■ **Stated exercise**
Copy all lines in which the word "para" can be found.

Data listing:
# # #

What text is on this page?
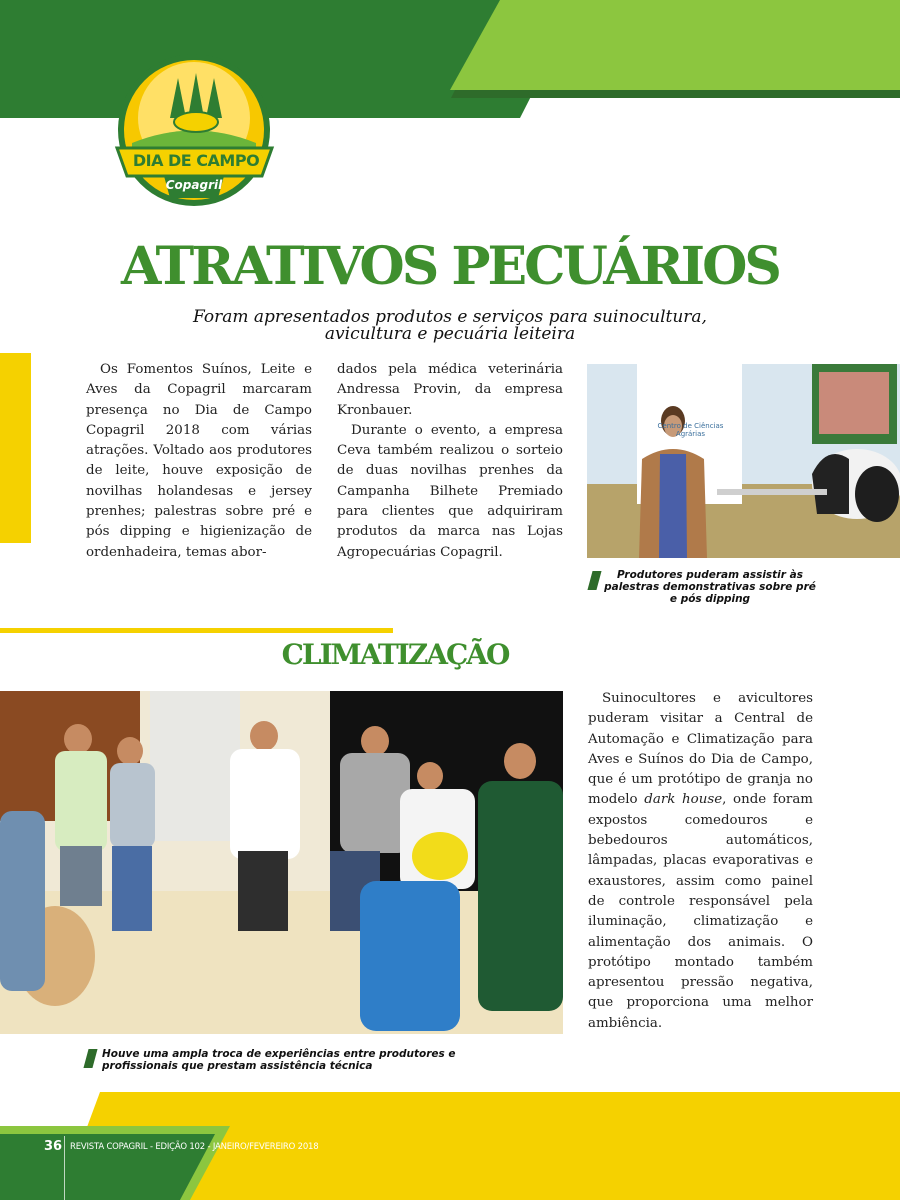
DIA DE CAMPO
Copagril
ATRATIVOS PECUÁRIOS
Foram apresentados produtos e serviços para suinocultura, avicultura e pecuária leiteira

Os Fomentos Suínos, Leite e Aves da Copagril marcaram presença no Dia de Campo Copagril 2018 com várias atrações. Voltado aos produtores de leite, houve exposição de novilhas holandesas e jersey prenhes; palestras sobre pré e pós dipping e higienização de ordenhadeira, temas abor-

dados pela médica veterinária Andressa Provin, da empresa Kronbauer.

Durante o evento, a empresa Ceva também realizou o sorteio de duas novilhas prenhes da Campanha Bilhete Premiado para clientes que adquiriram produtos da marca nas Lojas Agropecuárias Copagril.

Centro de Ciências Agrárias
Produtores puderam assistir às palestras demonstrativas sobre pré e pós dipping
CLIMATIZAÇÃO
Houve uma ampla troca de experiências entre produtores e profissionais que prestam assistência técnica

Suinocultores e avicultores puderam visitar a Central de Automação e Climatização para Aves e Suínos do Dia de Campo, que é um protótipo de granja no modelo dark house, onde foram expostos comedouros e bebedouros automáticos, lâmpadas, placas evaporativas e exaustores, assim como painel de controle responsável pela iluminação, climatização e alimentação dos animais. O protótipo montado também apresentou pressão negativa, que proporciona uma melhor ambiência.

36 REVISTA COPAGRIL - EDIÇÃO 102 - JANEIRO/FEVEREIRO 2018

# # #

■ **The answer**
Foram apresentados produtos e serviços para suinocultura, avicultura e pecuária leiteira
Durante o evento, a empresa Ceva também realizou o sorteio de duas novilhas prenhes da Campanha Bilhete Premiado para clientes que adquiriram produtos da marca nas Lojas Agropecuárias Copagril.
Suinocultores e avicultores puderam visitar a Central de Automação e Climatização para Aves e Suínos do Dia de Campo, que é um protótipo de granja no modelo dark house, onde foram expostos comedouros e bebedouros automáticos, lâmpadas, placas evaporativas e exaustores, assim como painel de controle responsável pela iluminação, climatização e alimentação dos animais. O protótipo montado também apresentou pressão negativa, que proporciona uma melhor ambiência.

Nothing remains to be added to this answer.